## Stated goal
Swap "element" for "item" in each of the rows below and write them out again with nothing else changed. Leave out the pictures.

## The data

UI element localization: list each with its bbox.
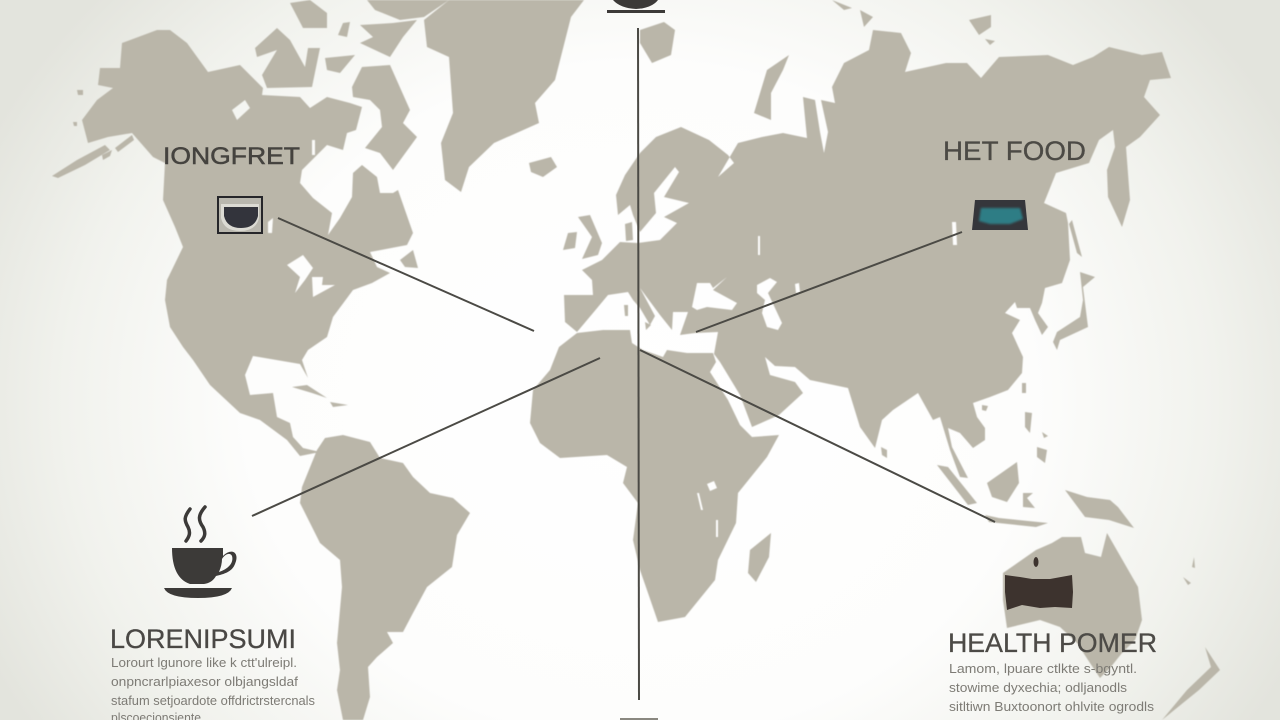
icon: teal tray — [972, 200, 1028, 230]
Eurasia — [564, 30, 1171, 478]
icon: dark block — [1005, 557, 1073, 610]
heading: top left: IONGFRET — [163, 143, 300, 170]
Southeast Asia islands — [881, 383, 1134, 528]
icon: bottom cut-off bar — [620, 718, 658, 720]
connector lines — [252, 28, 995, 700]
icon: steaming cup — [164, 507, 237, 598]
body text: bottom right: sitltiwn Buxtoonort ohlvite ogrodls — [949, 699, 1155, 714]
body text: bottom left: onpncrarlpiaxesor olbjangsldaf — [111, 674, 298, 689]
Iceland — [529, 157, 557, 177]
Arctic islands — [255, 0, 449, 268]
body text: bottom left: Lorourt lgunore like k ctt'ulreipl. — [111, 655, 297, 670]
Madagascar — [748, 533, 771, 582]
body text: bottom left: stafum setjoardote offdrictrstercnals — [111, 693, 315, 708]
Africa — [530, 330, 779, 622]
line to top-right — [696, 232, 962, 332]
New Zealand — [1162, 557, 1220, 720]
heading: bottom left: LORENIPSUMI — [110, 624, 296, 654]
heading: bottom right: HEALTH POMER — [948, 628, 1157, 658]
Greenland — [424, 0, 584, 192]
North America — [82, 30, 413, 456]
icon: framed bowl — [218, 197, 262, 233]
body text: bottom right: stowime dyxechia; odljanodls — [949, 680, 1128, 695]
line to top-left — [278, 218, 534, 331]
body text: bottom left — [111, 655, 315, 720]
Arctic Russia islands — [640, 0, 995, 120]
heading: top right: HET FOOD — [943, 136, 1086, 166]
panel: bottom left — [110, 507, 315, 720]
line to bottom-left — [252, 358, 600, 516]
Japan — [1053, 272, 1095, 350]
panel: bottom right — [948, 557, 1157, 714]
British Isles — [563, 215, 602, 259]
Caribbean islands — [292, 385, 348, 407]
icon: top cup — [607, 0, 665, 13]
Sakhalin — [1069, 220, 1082, 257]
Alaska peninsula and islands — [52, 90, 134, 178]
panel: top right — [943, 136, 1086, 230]
vertical axis — [638, 28, 639, 700]
body text: bottom right — [949, 661, 1155, 714]
body text: bottom right: Lamom, lpuare ctlkte s-bgyntl. — [949, 661, 1137, 676]
Australia — [1003, 533, 1142, 678]
line to bottom-right — [640, 350, 995, 522]
South America — [300, 435, 470, 720]
panel: top left — [163, 143, 300, 233]
Denmark and Corsica — [624, 222, 651, 330]
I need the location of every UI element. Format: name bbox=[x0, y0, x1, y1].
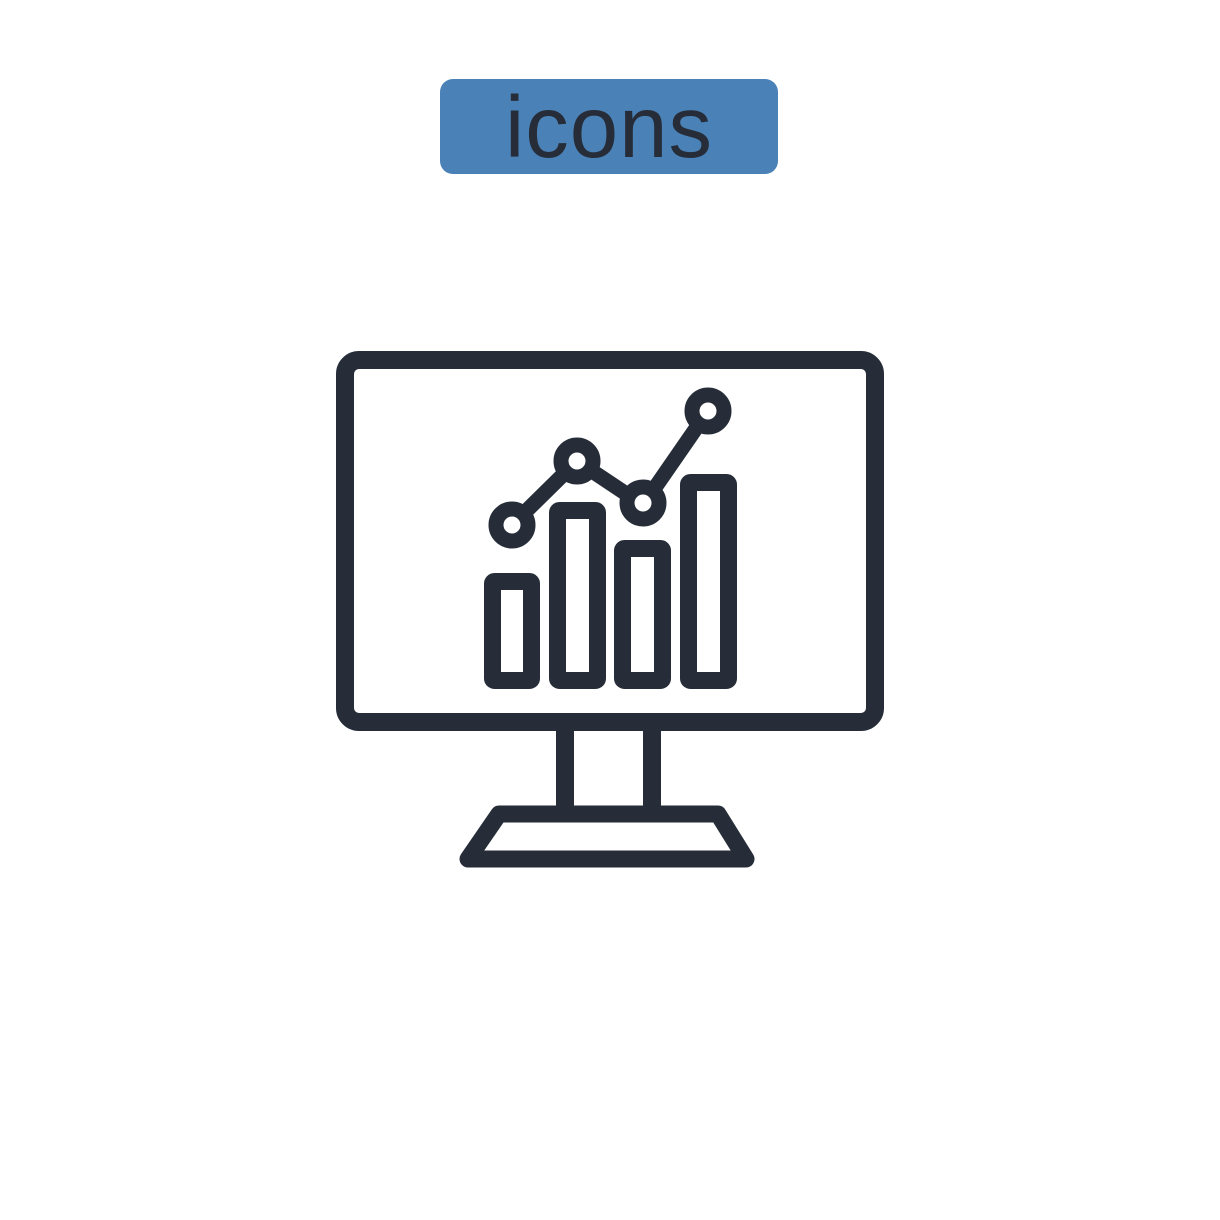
title badge: icons bbox=[505, 79, 713, 176]
stand neck bbox=[565, 731, 652, 808]
title badge bbox=[440, 79, 778, 174]
stand base bbox=[468, 814, 746, 859]
line graph bbox=[496, 395, 724, 541]
monitor screen bbox=[345, 360, 875, 722]
bar chart bbox=[492, 482, 728, 680]
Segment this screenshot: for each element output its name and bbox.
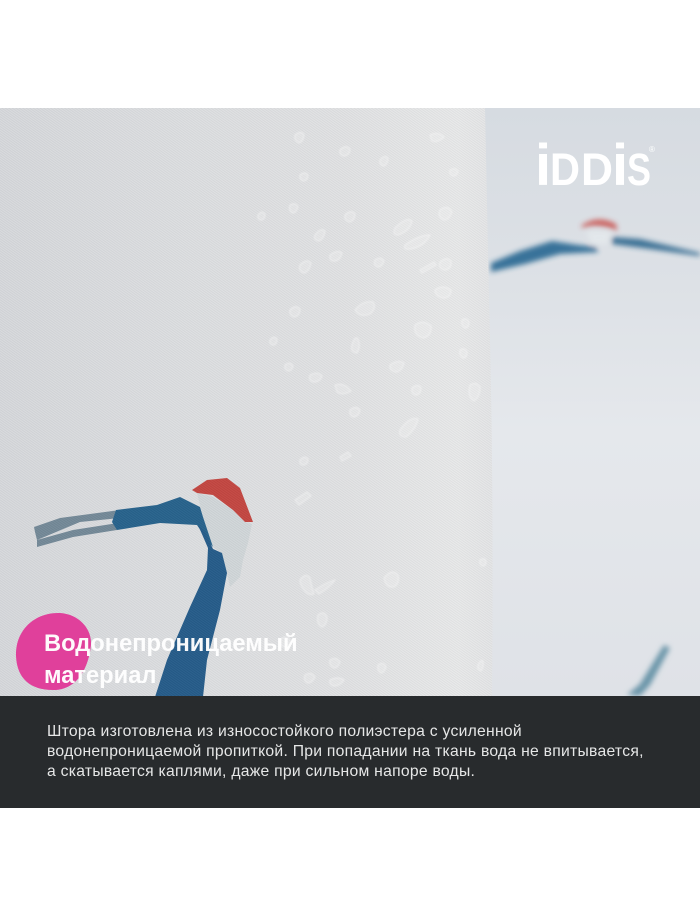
heading: Водонепроницаемый	[44, 631, 298, 657]
description text: Штора изготовлена из износостойкого полиэстера с усиленной	[47, 723, 522, 740]
logo: iDDiS: ®	[649, 145, 655, 154]
curtain fabric	[0, 108, 493, 696]
crane: red cap	[192, 478, 253, 522]
heading	[44, 631, 298, 689]
description text: а скатывается каплями, даже при сильном напоре воды.	[47, 763, 475, 780]
crane: head	[112, 497, 213, 547]
background panel behind curtain	[480, 108, 700, 696]
description text	[47, 723, 644, 780]
description text: водонепроницаемой пропиткой. При попадании на ткань вода не впитывается,	[47, 743, 644, 760]
photo: curtain fabric with water drops and cranes	[0, 108, 700, 696]
water drops	[258, 132, 486, 686]
pink blob accent	[16, 613, 91, 690]
dark description band	[0, 696, 700, 808]
logo: iDDiS	[535, 135, 655, 193]
crane on the curtain	[34, 478, 253, 697]
heading: материал	[44, 663, 156, 689]
blurred crane leg in background	[627, 645, 670, 696]
crane: neck	[155, 525, 227, 697]
crane: white face	[197, 493, 252, 587]
fabric weave over everything	[0, 108, 493, 696]
blurred crane in background	[491, 219, 700, 272]
crane: beak	[34, 510, 120, 547]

## Correct result
UI item localization: list each with its bbox.
icon: teal tray — [972, 200, 1028, 230]
Eurasia — [564, 30, 1171, 478]
icon: dark block — [1005, 557, 1073, 610]
heading: top left: IONGFRET — [163, 143, 300, 170]
Southeast Asia islands — [881, 383, 1134, 528]
icon: bottom cut-off bar — [620, 718, 658, 720]
connector lines — [252, 28, 995, 700]
icon: steaming cup — [164, 507, 237, 598]
body text: bottom right: sitltiwn Buxtoonort ohlvite ogrodls — [949, 699, 1155, 714]
body text: bottom left: onpncrarlpiaxesor olbjangsldaf — [111, 674, 298, 689]
Iceland — [529, 157, 557, 177]
Arctic islands — [255, 0, 449, 268]
body text: bottom left: Lorourt lgunore like k ctt'ulreipl. — [111, 655, 297, 670]
Madagascar — [748, 533, 771, 582]
body text: bottom left: stafum setjoardote offdrictrstercnals — [111, 693, 315, 708]
Africa — [530, 330, 779, 622]
line to top-right — [696, 232, 962, 332]
New Zealand — [1162, 557, 1220, 720]
heading: bottom left: LORENIPSUMI — [110, 624, 296, 654]
heading: bottom right: HEALTH POMER — [948, 628, 1157, 658]
Greenland — [424, 0, 584, 192]
North America — [82, 30, 413, 456]
icon: framed bowl — [218, 197, 262, 233]
body text: bottom right: stowime dyxechia; odljanodls — [949, 680, 1128, 695]
line to top-left — [278, 218, 534, 331]
body text: bottom left — [111, 655, 315, 720]
Arctic Russia islands — [640, 0, 995, 120]
heading: top right: HET FOOD — [943, 136, 1086, 166]
panel: bottom left — [110, 507, 315, 720]
line to bottom-left — [252, 358, 600, 516]
Japan — [1053, 272, 1095, 350]
panel: bottom right — [948, 557, 1157, 714]
British Isles — [563, 215, 602, 259]
Caribbean islands — [292, 385, 348, 407]
icon: top cup — [607, 0, 665, 13]
Sakhalin — [1069, 220, 1082, 257]
Alaska peninsula and islands — [52, 90, 134, 178]
panel: top right — [943, 136, 1086, 230]
vertical axis — [638, 28, 639, 700]
body text: bottom right — [949, 661, 1155, 714]
body text: bottom right: Lamom, lpuare ctlkte s-bgyntl. — [949, 661, 1137, 676]
Australia — [1003, 533, 1142, 678]
line to bottom-right — [640, 350, 995, 522]
South America — [300, 435, 470, 720]
panel: top left — [163, 143, 300, 233]
Denmark and Corsica — [624, 222, 651, 330]
I need the location of every UI item. Format: name bbox=[x0, y0, x1, y1].
title badge: icons bbox=[505, 79, 713, 176]
stand neck bbox=[565, 731, 652, 808]
title badge bbox=[440, 79, 778, 174]
stand base bbox=[468, 814, 746, 859]
line graph bbox=[496, 395, 724, 541]
monitor screen bbox=[345, 360, 875, 722]
bar chart bbox=[492, 482, 728, 680]
Segment this screenshot: for each item output its name and bbox.
heading: Водонепроницаемый	[44, 631, 298, 657]
description text: Штора изготовлена из износостойкого полиэстера с усиленной	[47, 723, 522, 740]
logo: iDDiS: ®	[649, 145, 655, 154]
curtain fabric	[0, 108, 493, 696]
crane: red cap	[192, 478, 253, 522]
heading	[44, 631, 298, 689]
description text: а скатывается каплями, даже при сильном напоре воды.	[47, 763, 475, 780]
crane: head	[112, 497, 213, 547]
background panel behind curtain	[480, 108, 700, 696]
description text	[47, 723, 644, 780]
description text: водонепроницаемой пропиткой. При попадании на ткань вода не впитывается,	[47, 743, 644, 760]
photo: curtain fabric with water drops and cranes	[0, 108, 700, 696]
water drops	[258, 132, 486, 686]
pink blob accent	[16, 613, 91, 690]
dark description band	[0, 696, 700, 808]
logo: iDDiS	[535, 135, 655, 193]
crane on the curtain	[34, 478, 253, 697]
heading: материал	[44, 663, 156, 689]
blurred crane leg in background	[627, 645, 670, 696]
crane: neck	[155, 525, 227, 697]
crane: white face	[197, 493, 252, 587]
fabric weave over everything	[0, 108, 493, 696]
blurred crane in background	[491, 219, 700, 272]
crane: beak	[34, 510, 120, 547]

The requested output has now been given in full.